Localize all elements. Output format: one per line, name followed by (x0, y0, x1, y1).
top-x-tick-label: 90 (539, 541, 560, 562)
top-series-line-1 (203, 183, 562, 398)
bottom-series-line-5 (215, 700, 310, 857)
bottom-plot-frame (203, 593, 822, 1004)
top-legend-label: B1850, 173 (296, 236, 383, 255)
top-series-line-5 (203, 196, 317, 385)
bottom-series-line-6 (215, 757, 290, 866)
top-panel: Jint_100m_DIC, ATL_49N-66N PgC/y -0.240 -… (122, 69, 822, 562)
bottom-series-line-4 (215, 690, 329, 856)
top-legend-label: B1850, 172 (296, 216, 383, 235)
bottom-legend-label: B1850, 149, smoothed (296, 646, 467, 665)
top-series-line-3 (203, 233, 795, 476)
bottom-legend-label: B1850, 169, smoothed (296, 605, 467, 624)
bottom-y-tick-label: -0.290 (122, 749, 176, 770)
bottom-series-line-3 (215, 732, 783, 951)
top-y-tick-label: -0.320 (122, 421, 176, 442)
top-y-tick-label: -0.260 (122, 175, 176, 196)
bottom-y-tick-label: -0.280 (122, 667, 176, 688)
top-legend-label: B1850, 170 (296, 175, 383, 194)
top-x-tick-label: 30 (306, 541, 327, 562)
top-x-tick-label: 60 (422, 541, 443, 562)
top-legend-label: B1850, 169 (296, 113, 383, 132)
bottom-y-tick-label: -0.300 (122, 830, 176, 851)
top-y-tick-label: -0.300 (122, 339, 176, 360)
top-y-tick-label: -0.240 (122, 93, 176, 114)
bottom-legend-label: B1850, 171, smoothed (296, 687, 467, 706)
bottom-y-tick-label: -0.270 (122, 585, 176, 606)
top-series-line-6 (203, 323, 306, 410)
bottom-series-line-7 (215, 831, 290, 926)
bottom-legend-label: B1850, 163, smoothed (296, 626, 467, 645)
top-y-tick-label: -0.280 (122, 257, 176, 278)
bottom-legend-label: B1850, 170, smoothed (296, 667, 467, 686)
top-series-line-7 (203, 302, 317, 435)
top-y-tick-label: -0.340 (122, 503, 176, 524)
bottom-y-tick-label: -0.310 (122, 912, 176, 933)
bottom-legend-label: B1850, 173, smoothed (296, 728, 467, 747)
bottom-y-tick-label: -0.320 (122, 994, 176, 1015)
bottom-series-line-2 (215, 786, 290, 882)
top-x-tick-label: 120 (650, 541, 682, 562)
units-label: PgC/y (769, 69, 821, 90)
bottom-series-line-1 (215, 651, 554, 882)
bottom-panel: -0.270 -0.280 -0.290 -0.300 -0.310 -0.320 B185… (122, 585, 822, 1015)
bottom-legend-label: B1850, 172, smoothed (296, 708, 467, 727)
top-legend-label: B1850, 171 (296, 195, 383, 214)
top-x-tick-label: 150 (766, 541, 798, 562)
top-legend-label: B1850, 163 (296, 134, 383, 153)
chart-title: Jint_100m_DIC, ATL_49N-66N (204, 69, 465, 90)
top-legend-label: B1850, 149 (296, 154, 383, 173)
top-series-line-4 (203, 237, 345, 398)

_Goal of the exercise_
Copy the data above line for line, without changing anything.

_Answer_
Localize all elements. Output format: one per line, name followed by (x0, y0, x1, y1).
top-x-tick-label: 90 (539, 541, 560, 562)
top-series-line-1 (203, 183, 562, 398)
bottom-series-line-5 (215, 700, 310, 857)
bottom-plot-frame (203, 593, 822, 1004)
top-legend-label: B1850, 173 (296, 236, 383, 255)
top-series-line-5 (203, 196, 317, 385)
bottom-series-line-6 (215, 757, 290, 866)
top-panel: Jint_100m_DIC, ATL_49N-66N PgC/y -0.240 -… (122, 69, 822, 562)
bottom-series-line-4 (215, 690, 329, 856)
top-legend-label: B1850, 172 (296, 216, 383, 235)
bottom-legend-label: B1850, 149, smoothed (296, 646, 467, 665)
top-series-line-3 (203, 233, 795, 476)
bottom-legend-label: B1850, 169, smoothed (296, 605, 467, 624)
bottom-y-tick-label: -0.290 (122, 749, 176, 770)
bottom-series-line-3 (215, 732, 783, 951)
top-y-tick-label: -0.320 (122, 421, 176, 442)
top-y-tick-label: -0.260 (122, 175, 176, 196)
bottom-y-tick-label: -0.280 (122, 667, 176, 688)
top-legend-label: B1850, 170 (296, 175, 383, 194)
top-x-tick-label: 30 (306, 541, 327, 562)
top-x-tick-label: 60 (422, 541, 443, 562)
top-legend-label: B1850, 169 (296, 113, 383, 132)
bottom-y-tick-label: -0.300 (122, 830, 176, 851)
top-y-tick-label: -0.300 (122, 339, 176, 360)
top-y-tick-label: -0.240 (122, 93, 176, 114)
bottom-legend-label: B1850, 171, smoothed (296, 687, 467, 706)
bottom-y-tick-label: -0.270 (122, 585, 176, 606)
top-series-line-6 (203, 323, 306, 410)
bottom-series-line-7 (215, 831, 290, 926)
bottom-legend-label: B1850, 163, smoothed (296, 626, 467, 645)
top-y-tick-label: -0.280 (122, 257, 176, 278)
bottom-legend-label: B1850, 170, smoothed (296, 667, 467, 686)
top-series-line-7 (203, 302, 317, 435)
top-y-tick-label: -0.340 (122, 503, 176, 524)
bottom-y-tick-label: -0.310 (122, 912, 176, 933)
bottom-legend-label: B1850, 173, smoothed (296, 728, 467, 747)
bottom-y-tick-label: -0.320 (122, 994, 176, 1015)
bottom-series-line-2 (215, 786, 290, 882)
top-x-tick-label: 120 (650, 541, 682, 562)
units-label: PgC/y (769, 69, 821, 90)
bottom-series-line-1 (215, 651, 554, 882)
bottom-panel: -0.270 -0.280 -0.290 -0.300 -0.310 -0.320 B185… (122, 585, 822, 1015)
bottom-legend-label: B1850, 172, smoothed (296, 708, 467, 727)
top-legend-label: B1850, 171 (296, 195, 383, 214)
top-x-tick-label: 150 (766, 541, 798, 562)
top-legend-label: B1850, 163 (296, 134, 383, 153)
chart-title: Jint_100m_DIC, ATL_49N-66N (204, 69, 465, 90)
top-legend-label: B1850, 149 (296, 154, 383, 173)
top-series-line-4 (203, 237, 345, 398)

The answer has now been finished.